* TASK DETAILS
Identify each line holding the string "残渣溶于" and copy it.

+ + + + + + +

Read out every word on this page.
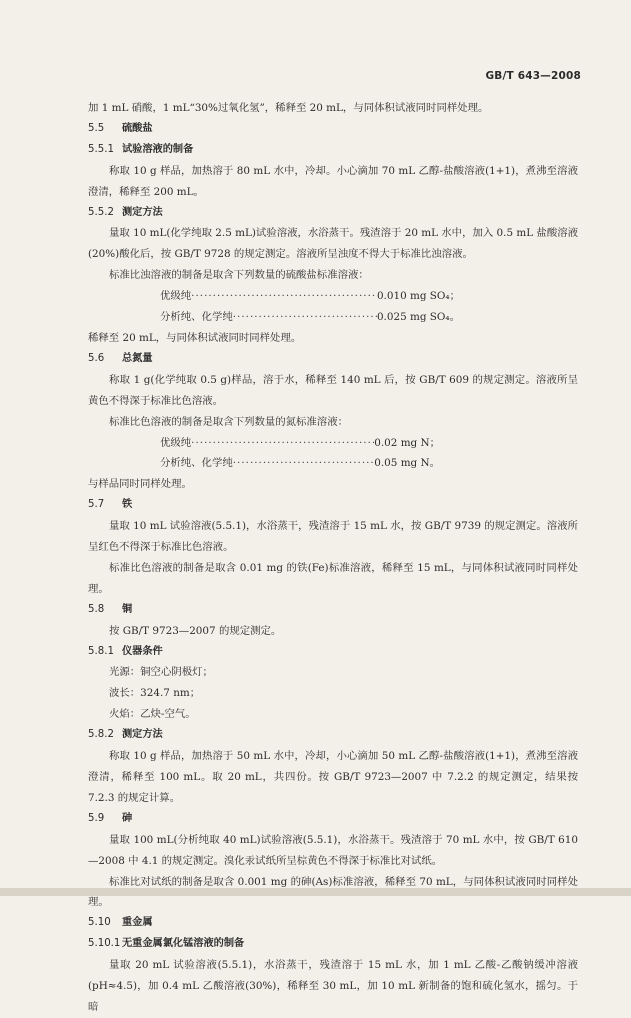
GB/T 643—2008

加 1 mL 硝酸，1 mL“30%过氧化氢”，稀释至 20 mL，与同体积试液同时同样处理。

5.5 硫酸盐

5.5.1 试验溶液的制备

称取 10 g 样品，加热溶于 80 mL 水中，冷却。小心滴加 70 mL 乙醇-盐酸溶液(1+1)，煮沸至溶液澄清，稀释至 200 mL。

5.5.2 测定方法

量取 10 mL(化学纯取 2.5 mL)试验溶液，水浴蒸干。残渣溶于 20 mL 水中，加入 0.5 mL 盐酸溶液(20%)酸化后，按 GB/T 9728 的规定测定。溶液所呈浊度不得大于标准比浊溶液。

标准比浊溶液的制备是取含下列数量的硫酸盐标准溶液：

优级纯 ·····	0.010 mg SO₄；
分析纯、化学纯 ·····	0.025 mg SO₄。

稀释至 20 mL，与同体积试液同时同样处理。

5.6 总氮量

称取 1 g(化学纯取 0.5 g)样品，溶于水，稀释至 140 mL 后，按 GB/T 609 的规定测定。溶液所呈黄色不得深于标准比色溶液。

标准比色溶液的制备是取含下列数量的氮标准溶液：

优级纯 ·····	0.02 mg N；
分析纯、化学纯 ·····	0.05 mg N。

与样品同时同样处理。

5.7 铁

量取 10 mL 试验溶液(5.5.1)，水浴蒸干，残渣溶于 15 mL 水，按 GB/T 9739 的规定测定。溶液所呈红色不得深于标准比色溶液。

标准比色溶液的制备是取含 0.01 mg 的铁(Fe)标准溶液，稀释至 15 mL，与同体积试液同时同样处理。

5.8 铜

按 GB/T 9723—2007 的规定测定。

5.8.1 仪器条件

光源：铜空心阴极灯；

波长：324.7 nm；

火焰：乙炔-空气。

5.8.2 测定方法

称取 10 g 样品，加热溶于 50 mL 水中，冷却，小心滴加 50 mL 乙醇-盐酸溶液(1+1)，煮沸至溶液澄清，稀释至 100 mL。取 20 mL，共四份。按 GB/T 9723—2007 中 7.2.2 的规定测定，结果按 7.2.3 的规定计算。

5.9 砷

量取 100 mL(分析纯取 40 mL)试验溶液(5.5.1)，水浴蒸干。残渣溶于 70 mL 水中，按 GB/T 610—2008 中 4.1 的规定测定。溴化汞试纸所呈棕黄色不得深于标准比对试纸。

标准比对试纸的制备是取含 0.001 mg 的砷(As)标准溶液，稀释至 70 mL，与同体积试液同时同样处理。

5.10 重金属

5.10.1 无重金属氯化锰溶液的制备

量取 20 mL 试验溶液(5.5.1)，水浴蒸干，残渣溶于 15 mL 水，加 1 mL 乙酸-乙酸钠缓冲溶液(pH≈4.5)，加 0.4 mL 乙酸溶液(30%)，稀释至 30 mL，加 10 mL 新制备的饱和硫化氢水，摇匀。于暗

+ + + + + + +

* EXERCISE RESULT
量取 10 mL(化学纯取 2.5 mL)试验溶液，水浴蒸干。残渣溶于 20 mL 水中，加入 0.5 mL 盐酸溶液(20%)酸化后，按 GB/T 9728 的规定测定。溶液所呈浊度不得大于标准比浊溶液。
量取 10 mL 试验溶液(5.5.1)，水浴蒸干，残渣溶于 15 mL 水，按 GB/T 9739 的规定测定。溶液所呈红色不得深于标准比色溶液。
量取 100 mL(分析纯取 40 mL)试验溶液(5.5.1)，水浴蒸干。残渣溶于 70 mL 水中，按 GB/T 610—2008 中 4.1 的规定测定。溴化汞试纸所呈棕黄色不得深于标准比对试纸。
量取 20 mL 试验溶液(5.5.1)，水浴蒸干，残渣溶于 15 mL 水，加 1 mL 乙酸-乙酸钠缓冲溶液(pH≈4.5)，加 0.4 mL 乙酸溶液(30%)，稀释至 30 mL，加 10 mL 新制备的饱和硫化氢水，摇匀。于暗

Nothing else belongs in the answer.